● **Objective**: Where a line holds "Abuja", copy it.

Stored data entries
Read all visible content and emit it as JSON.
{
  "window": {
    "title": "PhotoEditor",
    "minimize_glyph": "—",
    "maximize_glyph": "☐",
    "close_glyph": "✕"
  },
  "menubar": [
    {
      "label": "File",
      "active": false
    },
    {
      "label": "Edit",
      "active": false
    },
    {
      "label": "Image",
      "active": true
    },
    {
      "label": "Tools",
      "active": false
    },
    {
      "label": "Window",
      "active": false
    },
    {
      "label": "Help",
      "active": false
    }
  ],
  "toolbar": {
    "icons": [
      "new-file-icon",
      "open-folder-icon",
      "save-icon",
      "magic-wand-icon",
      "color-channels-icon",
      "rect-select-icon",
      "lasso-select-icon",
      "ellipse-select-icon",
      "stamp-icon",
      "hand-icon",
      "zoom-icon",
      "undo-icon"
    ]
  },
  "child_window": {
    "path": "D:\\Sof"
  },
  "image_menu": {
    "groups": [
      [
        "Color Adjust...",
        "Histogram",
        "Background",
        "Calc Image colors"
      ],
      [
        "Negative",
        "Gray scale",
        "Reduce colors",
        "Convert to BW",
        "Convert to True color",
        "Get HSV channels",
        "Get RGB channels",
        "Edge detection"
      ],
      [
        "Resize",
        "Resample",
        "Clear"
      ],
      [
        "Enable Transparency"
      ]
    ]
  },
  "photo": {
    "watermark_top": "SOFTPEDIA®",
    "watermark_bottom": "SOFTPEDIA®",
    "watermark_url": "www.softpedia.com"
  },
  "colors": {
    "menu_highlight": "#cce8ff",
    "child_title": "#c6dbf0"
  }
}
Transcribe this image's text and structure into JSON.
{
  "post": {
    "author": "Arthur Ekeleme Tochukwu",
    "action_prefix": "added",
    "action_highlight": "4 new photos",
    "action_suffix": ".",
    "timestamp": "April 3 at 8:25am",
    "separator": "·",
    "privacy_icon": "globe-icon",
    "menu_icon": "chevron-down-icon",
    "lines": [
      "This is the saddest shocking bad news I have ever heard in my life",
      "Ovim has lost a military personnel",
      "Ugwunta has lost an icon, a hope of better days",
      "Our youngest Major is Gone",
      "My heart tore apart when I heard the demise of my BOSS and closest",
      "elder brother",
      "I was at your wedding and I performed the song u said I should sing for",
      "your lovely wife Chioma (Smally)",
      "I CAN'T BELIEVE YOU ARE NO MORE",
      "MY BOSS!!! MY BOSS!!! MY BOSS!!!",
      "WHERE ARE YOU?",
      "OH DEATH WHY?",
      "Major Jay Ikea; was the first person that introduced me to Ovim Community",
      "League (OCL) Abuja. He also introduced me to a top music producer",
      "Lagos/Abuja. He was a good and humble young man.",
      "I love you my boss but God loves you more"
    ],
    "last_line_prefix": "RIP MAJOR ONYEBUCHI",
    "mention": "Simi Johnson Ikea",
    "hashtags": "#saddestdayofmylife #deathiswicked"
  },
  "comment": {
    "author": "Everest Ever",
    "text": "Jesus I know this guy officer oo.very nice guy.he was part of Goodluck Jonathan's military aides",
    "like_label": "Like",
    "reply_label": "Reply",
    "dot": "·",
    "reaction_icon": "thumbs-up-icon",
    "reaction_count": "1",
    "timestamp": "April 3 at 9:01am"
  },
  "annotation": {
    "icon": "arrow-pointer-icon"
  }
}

● **Task response**:
      "League (OCL) Abuja. He also introduced me to a top music producer",
      "Lagos/Abuja. He was a good and humble young man.",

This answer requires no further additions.